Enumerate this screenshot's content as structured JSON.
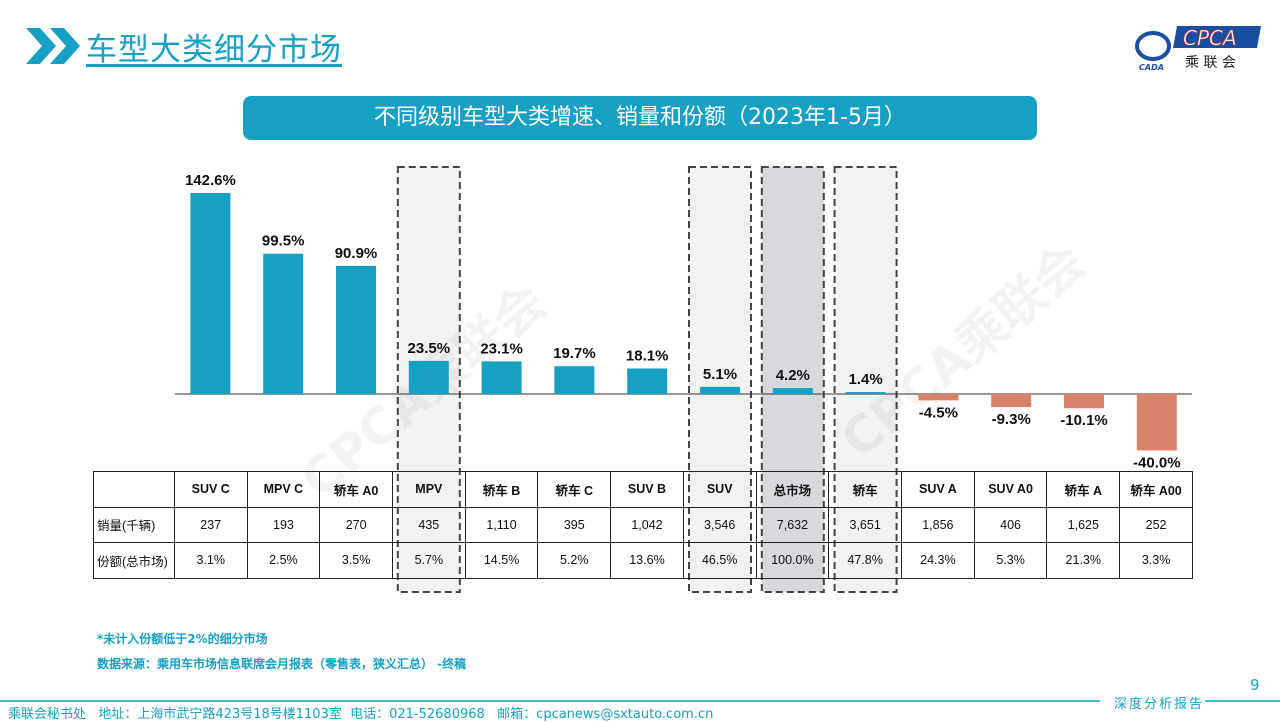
{
  "header": {
    "title": "车型大类细分市场",
    "logo_text": "CPCA",
    "logo_sub": "乘联会",
    "logo_small": "CADA"
  },
  "chart_data": {
    "type": "bar",
    "title": "不同级别车型大类增速、销量和份额（2023年1-5月）",
    "categories": [
      "SUV C",
      "MPV C",
      "轿车 A0",
      "MPV",
      "轿车 B",
      "轿车 C",
      "SUV B",
      "SUV",
      "总市场",
      "轿车",
      "SUV A",
      "SUV A0",
      "轿车 A",
      "轿车 A00"
    ],
    "values": [
      142.6,
      99.5,
      90.9,
      23.5,
      23.1,
      19.7,
      18.1,
      5.1,
      4.2,
      1.4,
      -4.5,
      -9.3,
      -10.1,
      -40.0
    ],
    "value_labels": [
      "142.6%",
      "99.5%",
      "90.9%",
      "23.5%",
      "23.1%",
      "19.7%",
      "18.1%",
      "5.1%",
      "4.2%",
      "1.4%",
      "-4.5%",
      "-9.3%",
      "-10.1%",
      "-40.0%"
    ],
    "highlighted": [
      "MPV",
      "SUV",
      "总市场",
      "轿车"
    ],
    "colors": {
      "positive": "#16a0c4",
      "negative": "#d9826a",
      "highlight_fill": "#f2f2f2",
      "total_fill": "#d8d8de"
    },
    "table": {
      "row_labels": [
        "销量(千辆)",
        "份额(总市场)"
      ],
      "sales": [
        "237",
        "193",
        "270",
        "435",
        "1,110",
        "395",
        "1,042",
        "3,546",
        "7,632",
        "3,651",
        "1,856",
        "406",
        "1,625",
        "252"
      ],
      "share": [
        "3.1%",
        "2.5%",
        "3.5%",
        "5.7%",
        "14.5%",
        "5.2%",
        "13.6%",
        "46.5%",
        "100.0%",
        "47.8%",
        "24.3%",
        "5.3%",
        "21.3%",
        "3.3%"
      ]
    }
  },
  "notes": {
    "note1": "*未计入份额低于2%的细分市场",
    "source": "数据来源：乘用车市场信息联席会月报表（零售表，狭义汇总） -终稿"
  },
  "watermark": "CPCA乘联会",
  "footer": {
    "text": "乘联会秘书处   地址：上海市武宁路423号18号楼1103室  电话：021-52680968   邮箱：cpcanews@sxtauto.com.cn",
    "report": "深度分析报告",
    "page": "9"
  }
}
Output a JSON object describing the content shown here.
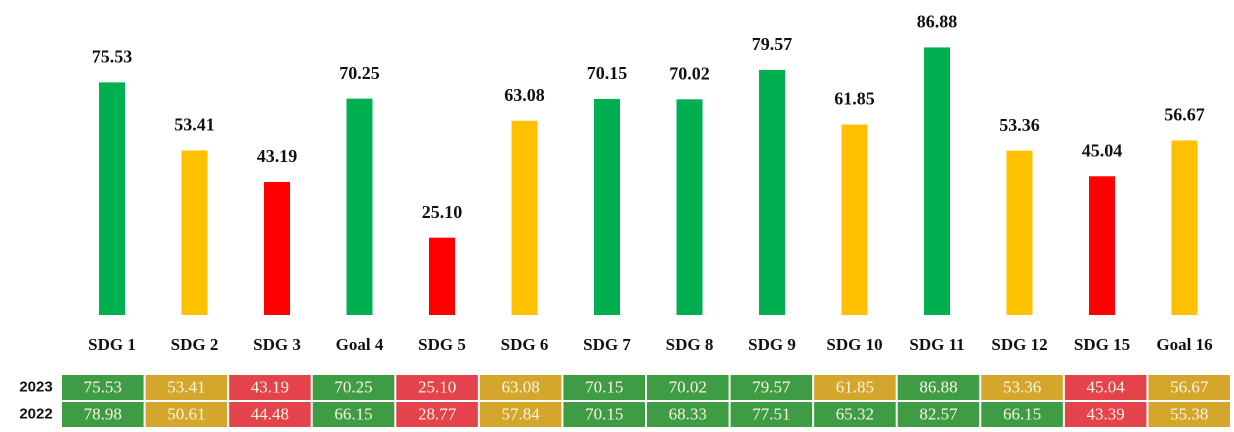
{
  "chart_data": {
    "type": "bar",
    "categories": [
      "SDG 1",
      "SDG 2",
      "SDG 3",
      "Goal 4",
      "SDG 5",
      "SDG 6",
      "SDG 7",
      "SDG 8",
      "SDG 9",
      "SDG 10",
      "SDG 11",
      "SDG 12",
      "SDG 15",
      "Goal 16"
    ],
    "values": [
      75.53,
      53.41,
      43.19,
      70.25,
      25.1,
      63.08,
      70.15,
      70.02,
      79.57,
      61.85,
      86.88,
      53.36,
      45.04,
      56.67
    ],
    "value_labels": [
      "75.53",
      "53.41",
      "43.19",
      "70.25",
      "25.10",
      "63.08",
      "70.15",
      "70.02",
      "79.57",
      "61.85",
      "86.88",
      "53.36",
      "45.04",
      "56.67"
    ],
    "colors": [
      "#00b050",
      "#ffc000",
      "#ff0000",
      "#00b050",
      "#ff0000",
      "#ffc000",
      "#00b050",
      "#00b050",
      "#00b050",
      "#ffc000",
      "#00b050",
      "#ffc000",
      "#ff0000",
      "#ffc000"
    ],
    "ylim": [
      0,
      100
    ]
  },
  "table": {
    "rows": [
      {
        "label": "2023",
        "cells": [
          "75.53",
          "53.41",
          "43.19",
          "70.25",
          "25.10",
          "63.08",
          "70.15",
          "70.02",
          "79.57",
          "61.85",
          "86.88",
          "53.36",
          "45.04",
          "56.67"
        ],
        "colors": [
          "#3e9c45",
          "#d4a72c",
          "#e5434c",
          "#3e9c45",
          "#e5434c",
          "#d4a72c",
          "#3e9c45",
          "#3e9c45",
          "#3e9c45",
          "#d4a72c",
          "#3e9c45",
          "#d4a72c",
          "#e5434c",
          "#d4a72c"
        ]
      },
      {
        "label": "2022",
        "cells": [
          "78.98",
          "50.61",
          "44.48",
          "66.15",
          "28.77",
          "57.84",
          "70.15",
          "68.33",
          "77.51",
          "65.32",
          "82.57",
          "66.15",
          "43.39",
          "55.38"
        ],
        "colors": [
          "#3e9c45",
          "#d4a72c",
          "#e5434c",
          "#3e9c45",
          "#e5434c",
          "#d4a72c",
          "#3e9c45",
          "#3e9c45",
          "#3e9c45",
          "#3e9c45",
          "#3e9c45",
          "#3e9c45",
          "#e5434c",
          "#d4a72c"
        ]
      }
    ]
  }
}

### Your objective
Leave out the pictures and transcribe everything else exactly.

### Task result
Enumerate this screenshot's content as structured JSON.
{
  "header": {
    "title": "车型大类细分市场",
    "logo_text": "CPCA",
    "logo_sub": "乘联会",
    "logo_small": "CADA"
  },
  "chart_data": {
    "type": "bar",
    "title": "不同级别车型大类增速、销量和份额（2023年1-5月）",
    "categories": [
      "SUV C",
      "MPV C",
      "轿车 A0",
      "MPV",
      "轿车 B",
      "轿车 C",
      "SUV B",
      "SUV",
      "总市场",
      "轿车",
      "SUV A",
      "SUV A0",
      "轿车 A",
      "轿车 A00"
    ],
    "values": [
      142.6,
      99.5,
      90.9,
      23.5,
      23.1,
      19.7,
      18.1,
      5.1,
      4.2,
      1.4,
      -4.5,
      -9.3,
      -10.1,
      -40.0
    ],
    "value_labels": [
      "142.6%",
      "99.5%",
      "90.9%",
      "23.5%",
      "23.1%",
      "19.7%",
      "18.1%",
      "5.1%",
      "4.2%",
      "1.4%",
      "-4.5%",
      "-9.3%",
      "-10.1%",
      "-40.0%"
    ],
    "highlighted": [
      "MPV",
      "SUV",
      "总市场",
      "轿车"
    ],
    "colors": {
      "positive": "#16a0c4",
      "negative": "#d9826a",
      "highlight_fill": "#f2f2f2",
      "total_fill": "#d8d8de"
    },
    "table": {
      "row_labels": [
        "销量(千辆)",
        "份额(总市场)"
      ],
      "sales": [
        "237",
        "193",
        "270",
        "435",
        "1,110",
        "395",
        "1,042",
        "3,546",
        "7,632",
        "3,651",
        "1,856",
        "406",
        "1,625",
        "252"
      ],
      "share": [
        "3.1%",
        "2.5%",
        "3.5%",
        "5.7%",
        "14.5%",
        "5.2%",
        "13.6%",
        "46.5%",
        "100.0%",
        "47.8%",
        "24.3%",
        "5.3%",
        "21.3%",
        "3.3%"
      ]
    }
  },
  "notes": {
    "note1": "*未计入份额低于2%的细分市场",
    "source": "数据来源：乘用车市场信息联席会月报表（零售表，狭义汇总） -终稿"
  },
  "watermark": "CPCA乘联会",
  "footer": {
    "text": "乘联会秘书处   地址：上海市武宁路423号18号楼1103室  电话：021-52680968   邮箱：cpcanews@sxtauto.com.cn",
    "report": "深度分析报告",
    "page": "9"
  }
}
Output a JSON object describing the content shown here.
{
  "chart_data": {
    "type": "bar",
    "categories": [
      "SDG 1",
      "SDG 2",
      "SDG 3",
      "Goal 4",
      "SDG 5",
      "SDG 6",
      "SDG 7",
      "SDG 8",
      "SDG 9",
      "SDG 10",
      "SDG 11",
      "SDG 12",
      "SDG 15",
      "Goal 16"
    ],
    "values": [
      75.53,
      53.41,
      43.19,
      70.25,
      25.1,
      63.08,
      70.15,
      70.02,
      79.57,
      61.85,
      86.88,
      53.36,
      45.04,
      56.67
    ],
    "value_labels": [
      "75.53",
      "53.41",
      "43.19",
      "70.25",
      "25.10",
      "63.08",
      "70.15",
      "70.02",
      "79.57",
      "61.85",
      "86.88",
      "53.36",
      "45.04",
      "56.67"
    ],
    "colors": [
      "#00b050",
      "#ffc000",
      "#ff0000",
      "#00b050",
      "#ff0000",
      "#ffc000",
      "#00b050",
      "#00b050",
      "#00b050",
      "#ffc000",
      "#00b050",
      "#ffc000",
      "#ff0000",
      "#ffc000"
    ],
    "ylim": [
      0,
      100
    ]
  },
  "table": {
    "rows": [
      {
        "label": "2023",
        "cells": [
          "75.53",
          "53.41",
          "43.19",
          "70.25",
          "25.10",
          "63.08",
          "70.15",
          "70.02",
          "79.57",
          "61.85",
          "86.88",
          "53.36",
          "45.04",
          "56.67"
        ],
        "colors": [
          "#3e9c45",
          "#d4a72c",
          "#e5434c",
          "#3e9c45",
          "#e5434c",
          "#d4a72c",
          "#3e9c45",
          "#3e9c45",
          "#3e9c45",
          "#d4a72c",
          "#3e9c45",
          "#d4a72c",
          "#e5434c",
          "#d4a72c"
        ]
      },
      {
        "label": "2022",
        "cells": [
          "78.98",
          "50.61",
          "44.48",
          "66.15",
          "28.77",
          "57.84",
          "70.15",
          "68.33",
          "77.51",
          "65.32",
          "82.57",
          "66.15",
          "43.39",
          "55.38"
        ],
        "colors": [
          "#3e9c45",
          "#d4a72c",
          "#e5434c",
          "#3e9c45",
          "#e5434c",
          "#d4a72c",
          "#3e9c45",
          "#3e9c45",
          "#3e9c45",
          "#3e9c45",
          "#3e9c45",
          "#3e9c45",
          "#e5434c",
          "#d4a72c"
        ]
      }
    ]
  }
}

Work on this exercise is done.